GIVEN INSTRUCTION - Give back exactly the lines from the one holding "Extract the structured" to the bottom of the material, both included, and nothing more. No pictures.

STORED DATA -
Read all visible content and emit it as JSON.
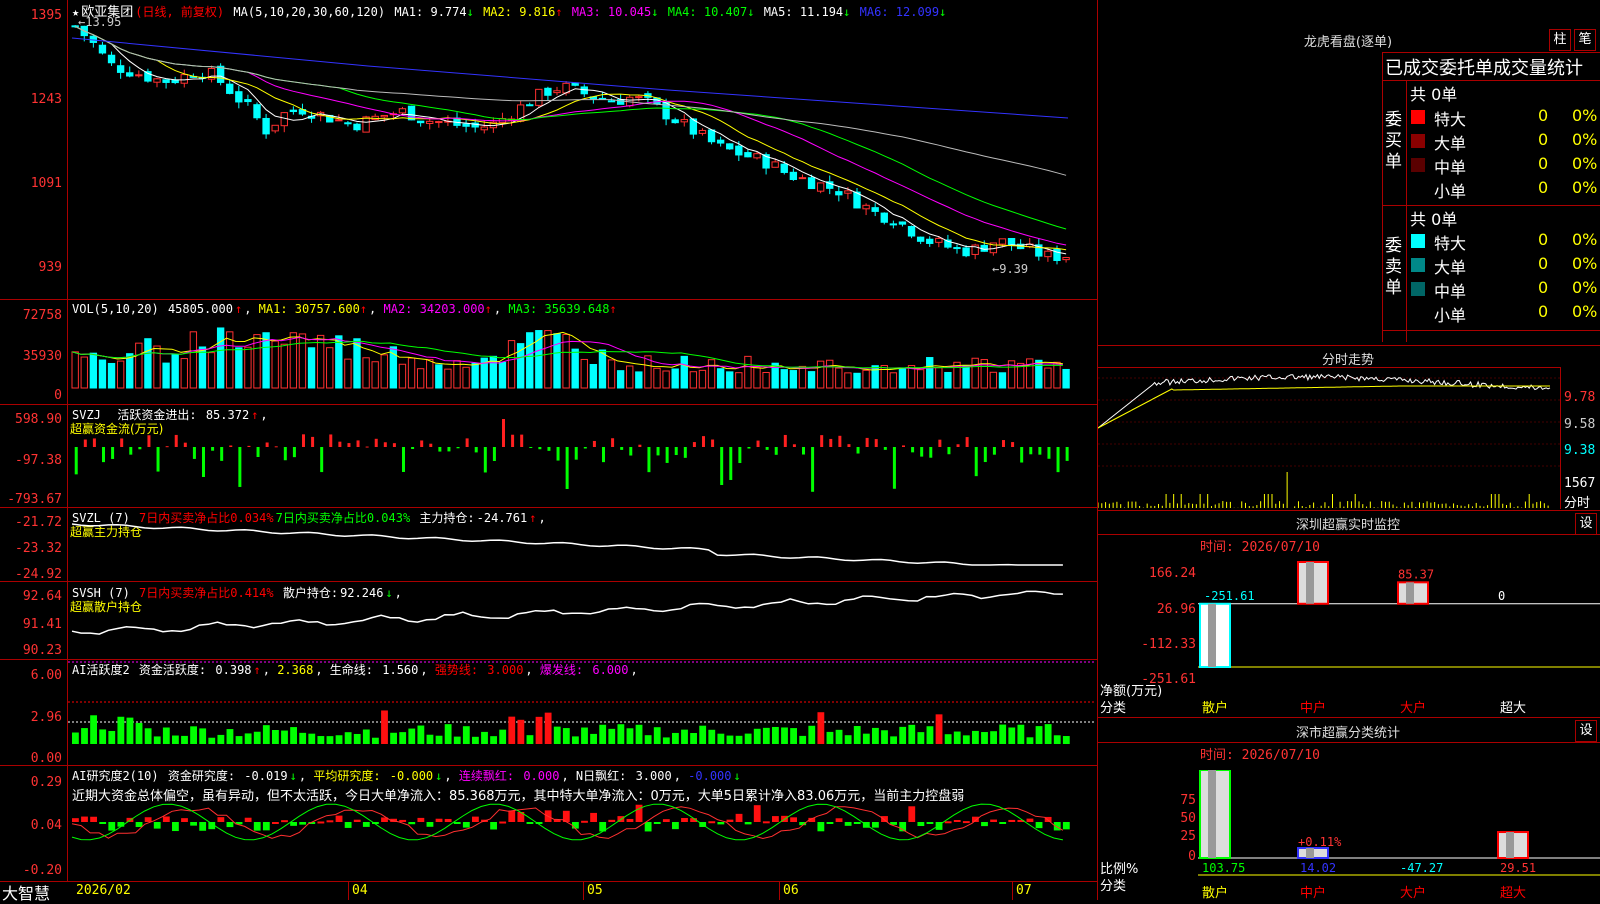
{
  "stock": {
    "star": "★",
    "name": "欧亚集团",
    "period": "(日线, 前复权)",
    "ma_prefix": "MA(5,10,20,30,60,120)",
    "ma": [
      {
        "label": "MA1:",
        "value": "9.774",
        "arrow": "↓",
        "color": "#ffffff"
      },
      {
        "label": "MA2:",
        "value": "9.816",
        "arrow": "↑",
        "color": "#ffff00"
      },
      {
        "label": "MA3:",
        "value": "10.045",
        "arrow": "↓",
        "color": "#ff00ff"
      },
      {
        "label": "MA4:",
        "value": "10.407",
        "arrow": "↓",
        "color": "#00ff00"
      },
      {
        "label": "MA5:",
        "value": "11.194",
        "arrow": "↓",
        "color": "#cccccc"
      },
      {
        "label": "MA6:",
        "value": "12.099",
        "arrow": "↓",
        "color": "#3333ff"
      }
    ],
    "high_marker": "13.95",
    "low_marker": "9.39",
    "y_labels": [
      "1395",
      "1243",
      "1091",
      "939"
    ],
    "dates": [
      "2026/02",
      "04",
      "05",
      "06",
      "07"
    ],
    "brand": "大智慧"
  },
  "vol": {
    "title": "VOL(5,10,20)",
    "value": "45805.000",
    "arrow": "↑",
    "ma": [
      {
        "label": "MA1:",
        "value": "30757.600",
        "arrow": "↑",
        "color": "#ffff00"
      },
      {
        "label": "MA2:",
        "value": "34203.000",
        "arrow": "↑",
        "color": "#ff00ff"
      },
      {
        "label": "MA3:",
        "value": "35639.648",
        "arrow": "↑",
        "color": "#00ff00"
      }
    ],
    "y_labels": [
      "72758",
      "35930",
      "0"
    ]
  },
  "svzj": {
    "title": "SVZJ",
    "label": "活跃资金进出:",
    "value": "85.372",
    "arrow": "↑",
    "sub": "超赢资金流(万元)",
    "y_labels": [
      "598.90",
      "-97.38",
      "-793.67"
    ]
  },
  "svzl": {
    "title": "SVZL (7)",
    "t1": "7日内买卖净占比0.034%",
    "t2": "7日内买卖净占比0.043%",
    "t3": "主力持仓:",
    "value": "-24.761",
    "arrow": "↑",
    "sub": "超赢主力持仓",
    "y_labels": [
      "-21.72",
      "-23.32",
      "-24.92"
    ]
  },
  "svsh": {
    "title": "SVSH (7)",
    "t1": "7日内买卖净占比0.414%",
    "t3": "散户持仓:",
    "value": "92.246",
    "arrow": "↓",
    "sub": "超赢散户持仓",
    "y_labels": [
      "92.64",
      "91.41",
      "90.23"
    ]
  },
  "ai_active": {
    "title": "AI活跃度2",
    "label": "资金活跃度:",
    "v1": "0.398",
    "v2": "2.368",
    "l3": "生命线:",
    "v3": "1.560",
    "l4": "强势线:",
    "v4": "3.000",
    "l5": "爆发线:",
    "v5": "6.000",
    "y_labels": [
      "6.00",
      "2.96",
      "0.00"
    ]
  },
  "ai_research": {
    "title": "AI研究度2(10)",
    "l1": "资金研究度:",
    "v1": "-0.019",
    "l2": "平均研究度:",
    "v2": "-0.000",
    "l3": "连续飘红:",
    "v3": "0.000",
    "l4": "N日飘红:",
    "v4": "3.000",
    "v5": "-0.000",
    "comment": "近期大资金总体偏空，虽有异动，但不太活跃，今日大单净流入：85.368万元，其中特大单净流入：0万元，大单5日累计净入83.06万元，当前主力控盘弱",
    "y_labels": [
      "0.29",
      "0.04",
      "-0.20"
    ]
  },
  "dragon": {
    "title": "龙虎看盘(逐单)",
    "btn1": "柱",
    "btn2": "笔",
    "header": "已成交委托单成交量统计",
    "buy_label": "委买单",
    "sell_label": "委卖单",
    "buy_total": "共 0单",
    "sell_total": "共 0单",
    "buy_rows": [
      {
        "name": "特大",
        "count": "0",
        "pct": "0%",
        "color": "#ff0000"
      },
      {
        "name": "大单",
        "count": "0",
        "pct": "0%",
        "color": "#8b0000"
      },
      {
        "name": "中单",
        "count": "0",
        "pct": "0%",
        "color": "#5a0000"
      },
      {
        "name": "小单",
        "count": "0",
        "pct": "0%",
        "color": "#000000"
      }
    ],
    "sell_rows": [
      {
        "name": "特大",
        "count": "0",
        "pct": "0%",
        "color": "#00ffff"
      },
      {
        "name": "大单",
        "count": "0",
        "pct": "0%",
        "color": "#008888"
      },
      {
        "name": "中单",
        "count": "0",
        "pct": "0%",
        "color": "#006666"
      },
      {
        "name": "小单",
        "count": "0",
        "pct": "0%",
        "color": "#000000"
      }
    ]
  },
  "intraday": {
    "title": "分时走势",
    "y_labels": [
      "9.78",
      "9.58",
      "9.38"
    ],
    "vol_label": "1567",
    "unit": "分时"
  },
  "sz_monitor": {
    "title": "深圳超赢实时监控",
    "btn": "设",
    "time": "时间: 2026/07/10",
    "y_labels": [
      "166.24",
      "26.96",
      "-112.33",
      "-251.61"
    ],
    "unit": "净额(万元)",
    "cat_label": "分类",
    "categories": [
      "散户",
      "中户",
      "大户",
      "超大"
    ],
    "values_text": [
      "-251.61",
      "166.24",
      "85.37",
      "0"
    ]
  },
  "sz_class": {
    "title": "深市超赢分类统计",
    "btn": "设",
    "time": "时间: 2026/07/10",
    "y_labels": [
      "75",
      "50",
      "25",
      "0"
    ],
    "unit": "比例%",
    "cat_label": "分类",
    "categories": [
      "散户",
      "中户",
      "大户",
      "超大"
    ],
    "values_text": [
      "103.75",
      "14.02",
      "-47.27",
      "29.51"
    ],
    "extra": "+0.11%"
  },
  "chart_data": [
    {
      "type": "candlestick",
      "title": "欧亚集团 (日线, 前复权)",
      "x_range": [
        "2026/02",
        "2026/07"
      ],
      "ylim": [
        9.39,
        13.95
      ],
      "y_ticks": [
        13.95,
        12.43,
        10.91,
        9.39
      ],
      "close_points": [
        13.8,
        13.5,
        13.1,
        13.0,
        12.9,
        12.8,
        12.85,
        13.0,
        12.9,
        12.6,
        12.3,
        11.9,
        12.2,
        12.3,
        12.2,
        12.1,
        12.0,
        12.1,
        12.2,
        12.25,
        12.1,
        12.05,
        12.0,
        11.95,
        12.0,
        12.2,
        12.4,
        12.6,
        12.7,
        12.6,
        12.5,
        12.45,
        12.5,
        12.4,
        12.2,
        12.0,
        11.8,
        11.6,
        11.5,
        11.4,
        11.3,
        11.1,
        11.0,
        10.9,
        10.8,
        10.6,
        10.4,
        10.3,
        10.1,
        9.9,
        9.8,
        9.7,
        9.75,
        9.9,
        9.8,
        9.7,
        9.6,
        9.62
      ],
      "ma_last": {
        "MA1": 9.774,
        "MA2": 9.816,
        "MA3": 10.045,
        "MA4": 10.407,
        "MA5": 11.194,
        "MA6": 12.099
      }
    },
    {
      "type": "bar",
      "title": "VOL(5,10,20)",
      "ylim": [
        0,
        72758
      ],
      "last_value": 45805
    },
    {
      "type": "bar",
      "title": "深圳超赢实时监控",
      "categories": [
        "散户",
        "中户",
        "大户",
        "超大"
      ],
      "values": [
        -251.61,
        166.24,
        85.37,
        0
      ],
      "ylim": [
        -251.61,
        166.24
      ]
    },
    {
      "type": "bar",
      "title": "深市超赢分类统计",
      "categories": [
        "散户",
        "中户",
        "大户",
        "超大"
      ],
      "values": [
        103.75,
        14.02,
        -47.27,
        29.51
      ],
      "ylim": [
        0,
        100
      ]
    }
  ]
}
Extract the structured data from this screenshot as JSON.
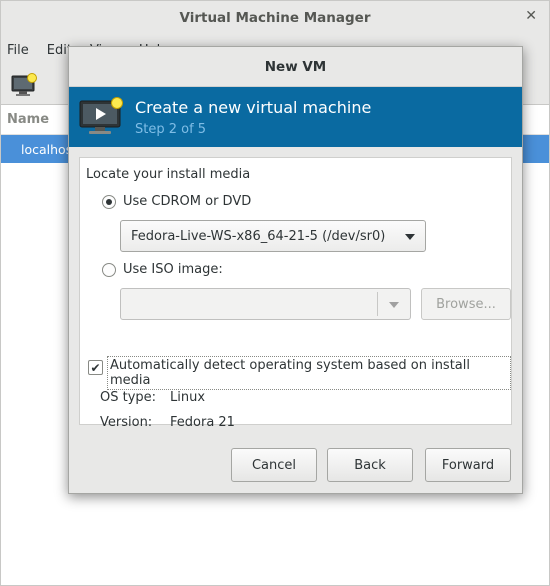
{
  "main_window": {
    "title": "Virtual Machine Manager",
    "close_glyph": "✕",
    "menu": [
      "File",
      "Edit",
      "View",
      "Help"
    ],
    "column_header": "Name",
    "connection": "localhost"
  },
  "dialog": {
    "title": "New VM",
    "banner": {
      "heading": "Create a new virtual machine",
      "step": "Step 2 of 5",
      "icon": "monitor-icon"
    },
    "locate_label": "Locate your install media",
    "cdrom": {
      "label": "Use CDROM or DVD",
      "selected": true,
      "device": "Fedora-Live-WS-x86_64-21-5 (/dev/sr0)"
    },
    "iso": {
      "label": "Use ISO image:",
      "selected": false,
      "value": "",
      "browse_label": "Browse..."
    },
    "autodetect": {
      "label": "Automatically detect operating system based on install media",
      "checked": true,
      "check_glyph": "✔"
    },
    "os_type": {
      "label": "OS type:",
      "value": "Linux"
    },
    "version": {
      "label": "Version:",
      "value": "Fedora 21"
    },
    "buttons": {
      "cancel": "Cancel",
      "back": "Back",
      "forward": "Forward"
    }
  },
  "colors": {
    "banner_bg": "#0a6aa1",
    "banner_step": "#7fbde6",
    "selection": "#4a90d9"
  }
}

FULL SOLUTION -
Extract the structured data from this screenshot as JSON.
{
  "main_window": {
    "title": "Virtual Machine Manager",
    "close_glyph": "✕",
    "menu": [
      "File",
      "Edit",
      "View",
      "Help"
    ],
    "column_header": "Name",
    "connection": "localhost"
  },
  "dialog": {
    "title": "New VM",
    "banner": {
      "heading": "Create a new virtual machine",
      "step": "Step 2 of 5",
      "icon": "monitor-icon"
    },
    "locate_label": "Locate your install media",
    "cdrom": {
      "label": "Use CDROM or DVD",
      "selected": true,
      "device": "Fedora-Live-WS-x86_64-21-5 (/dev/sr0)"
    },
    "iso": {
      "label": "Use ISO image:",
      "selected": false,
      "value": "",
      "browse_label": "Browse..."
    },
    "autodetect": {
      "label": "Automatically detect operating system based on install media",
      "checked": true,
      "check_glyph": "✔"
    },
    "os_type": {
      "label": "OS type:",
      "value": "Linux"
    },
    "version": {
      "label": "Version:",
      "value": "Fedora 21"
    },
    "buttons": {
      "cancel": "Cancel",
      "back": "Back",
      "forward": "Forward"
    }
  },
  "colors": {
    "banner_bg": "#0a6aa1",
    "banner_step": "#7fbde6",
    "selection": "#4a90d9"
  }
}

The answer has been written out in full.